Go through the material below and count the lines with the string "ExtendedFA"; the number is the whole answer.

--------------------------------

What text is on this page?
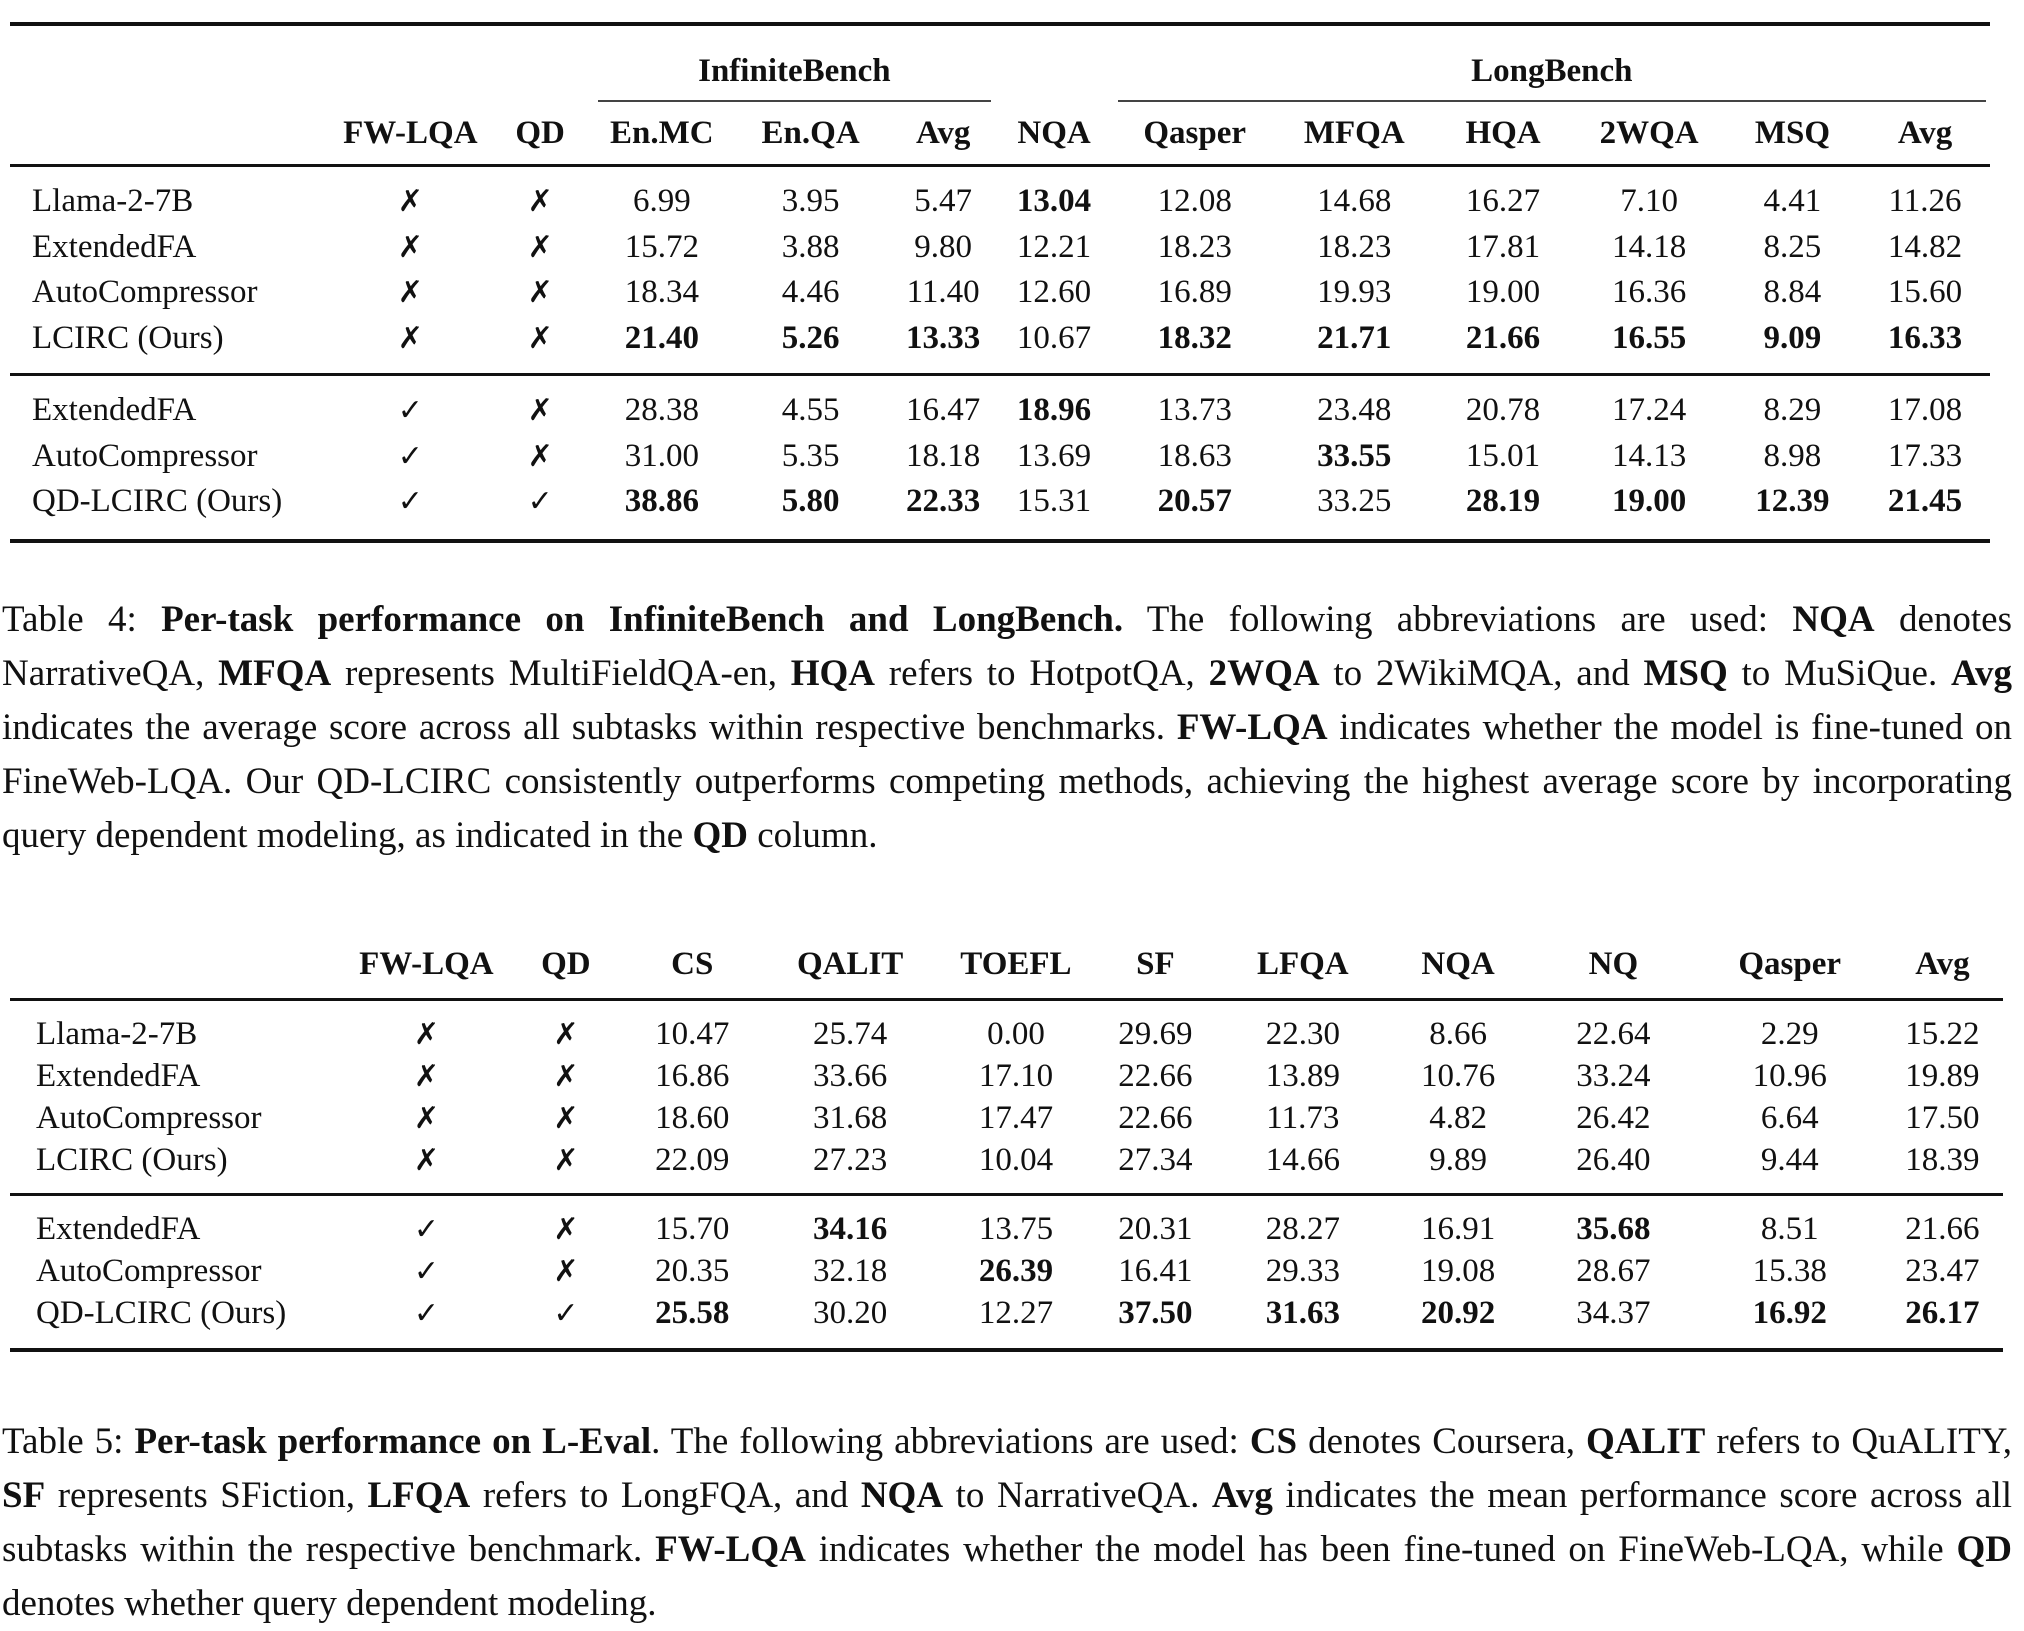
			InfiniteBench				LongBench					
	FW-LQA	QD	En.MC	En.QA	Avg	NQA	Qasper	MFQA	HQA	2WQA	MSQ	Avg
Llama-2-7B	✗	✗	6.99	3.95	5.47	13.04	12.08	14.68	16.27	7.10	4.41	11.26
ExtendedFA	✗	✗	15.72	3.88	9.80	12.21	18.23	18.23	17.81	14.18	8.25	14.82
AutoCompressor	✗	✗	18.34	4.46	11.40	12.60	16.89	19.93	19.00	16.36	8.84	15.60
LCIRC (Ours)	✗	✗	21.40	5.26	13.33	10.67	18.32	21.71	21.66	16.55	9.09	16.33
ExtendedFA	✓	✗	28.38	4.55	16.47	18.96	13.73	23.48	20.78	17.24	8.29	17.08
AutoCompressor	✓	✗	31.00	5.35	18.18	13.69	18.63	33.55	15.01	14.13	8.98	17.33
QD-LCIRC (Ours)	✓	✓	38.86	5.80	22.33	15.31	20.57	33.25	28.19	19.00	12.39	21.45

Table 4: Per-task performance on InfiniteBench and LongBench. The following abbreviations are used: NQA denotes NarrativeQA, MFQA represents MultiFieldQA-en, HQA refers to HotpotQA, 2WQA to 2WikiMQA, and MSQ to MuSiQue. Avg indicates the average score across all subtasks within respective benchmarks. FW-LQA indicates whether the model is fine-tuned on FineWeb-LQA. Our QD-LCIRC consistently outperforms competing methods, achieving the highest average score by incorporating query dependent modeling, as indicated in the QD column.

	FW-LQA	QD	CS	QALIT	TOEFL	SF	LFQA	NQA	NQ	Qasper	Avg
Llama-2-7B	✗	✗	10.47	25.74	0.00	29.69	22.30	8.66	22.64	2.29	15.22
ExtendedFA	✗	✗	16.86	33.66	17.10	22.66	13.89	10.76	33.24	10.96	19.89
AutoCompressor	✗	✗	18.60	31.68	17.47	22.66	11.73	4.82	26.42	6.64	17.50
LCIRC (Ours)	✗	✗	22.09	27.23	10.04	27.34	14.66	9.89	26.40	9.44	18.39
ExtendedFA	✓	✗	15.70	34.16	13.75	20.31	28.27	16.91	35.68	8.51	21.66
AutoCompressor	✓	✗	20.35	32.18	26.39	16.41	29.33	19.08	28.67	15.38	23.47
QD-LCIRC (Ours)	✓	✓	25.58	30.20	12.27	37.50	31.63	20.92	34.37	16.92	26.17

Table 5: Per-task performance on L-Eval. The following abbreviations are used: CS denotes Coursera, QALIT refers to QuALITY, SF represents SFiction, LFQA refers to LongFQA, and NQA to NarrativeQA. Avg indicates the mean performance score across all subtasks within the respective benchmark. FW-LQA indicates whether the model has been fine-tuned on FineWeb-LQA, while QD denotes whether query dependent modeling.
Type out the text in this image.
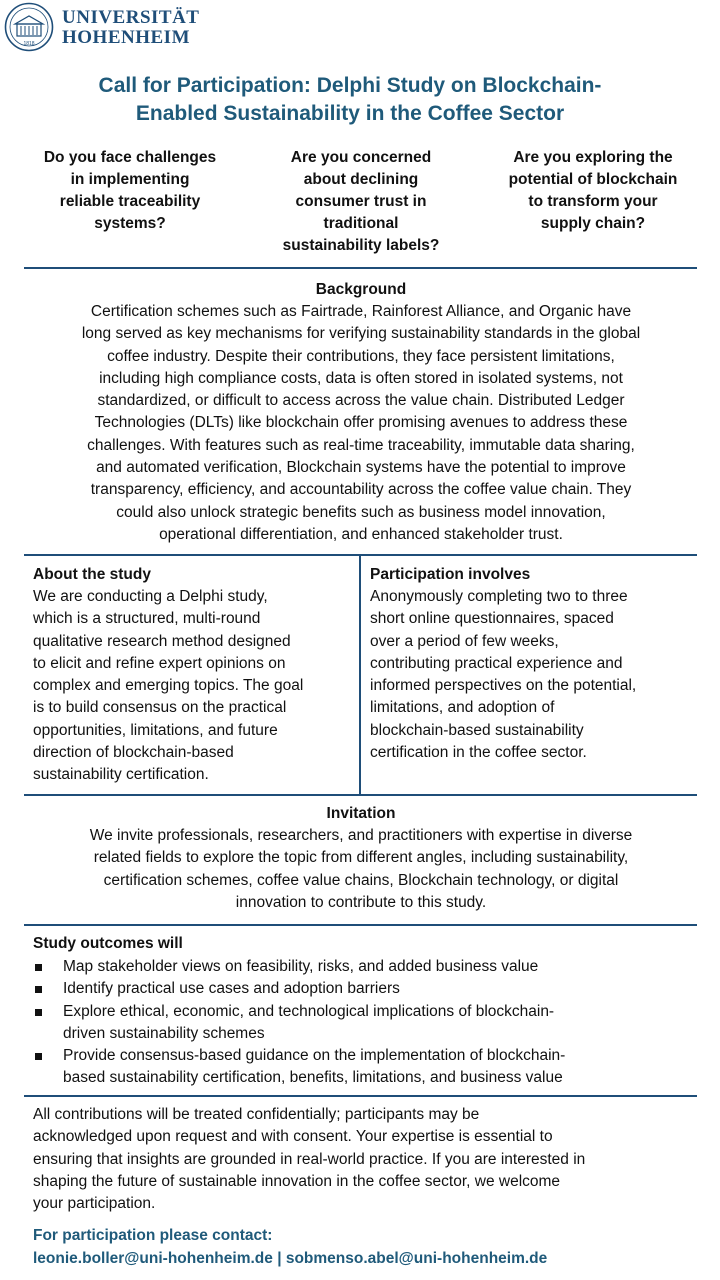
1818
UNIVERSITÄT
HOHENHEIM
Call for Participation: Delphi Study on Blockchain-
Enabled Sustainability in the Coffee Sector
Do you face challenges
in implementing
reliable traceability
systems?
Are you concerned
about declining
consumer trust in
traditional
sustainability labels?
Are you exploring the
potential of blockchain
to transform your
supply chain?
Background
Certification schemes such as Fairtrade, Rainforest Alliance, and Organic have
long served as key mechanisms for verifying sustainability standards in the global
coffee industry. Despite their contributions, they face persistent limitations,
including high compliance costs, data is often stored in isolated systems, not
standardized, or difficult to access across the value chain. Distributed Ledger
Technologies (DLTs) like blockchain offer promising avenues to address these
challenges. With features such as real-time traceability, immutable data sharing,
and automated verification, Blockchain systems have the potential to improve
transparency, efficiency, and accountability across the coffee value chain. They
could also unlock strategic benefits such as business model innovation,
operational differentiation, and enhanced stakeholder trust.
About the study
We are conducting a Delphi study,
which is a structured, multi-round
qualitative research method designed
to elicit and refine expert opinions on
complex and emerging topics. The goal
is to build consensus on the practical
opportunities, limitations, and future
direction of blockchain-based
sustainability certification.
Participation involves
Anonymously completing two to three
short online questionnaires, spaced
over a period of few weeks,
contributing practical experience and
informed perspectives on the potential,
limitations, and adoption of
blockchain-based sustainability
certification in the coffee sector.
Invitation
We invite professionals, researchers, and practitioners with expertise in diverse
related fields to explore the topic from different angles, including sustainability,
certification schemes, coffee value chains, Blockchain technology, or digital
innovation to contribute to this study.
Study outcomes will
Map stakeholder views on feasibility, risks, and added business value
Identify practical use cases and adoption barriers
Explore ethical, economic, and technological implications of blockchain-
driven sustainability schemes
Provide consensus-based guidance on the implementation of blockchain-
based sustainability certification, benefits, limitations, and business value
All contributions will be treated confidentially; participants may be
acknowledged upon request and with consent. Your expertise is essential to
ensuring that insights are grounded in real-world practice. If you are interested in
shaping the future of sustainable innovation in the coffee sector, we welcome
your participation.
For participation please contact:
leonie.boller@uni-hohenheim.de | sobmenso.abel@uni-hohenheim.de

--------------------------------

- [Result] 4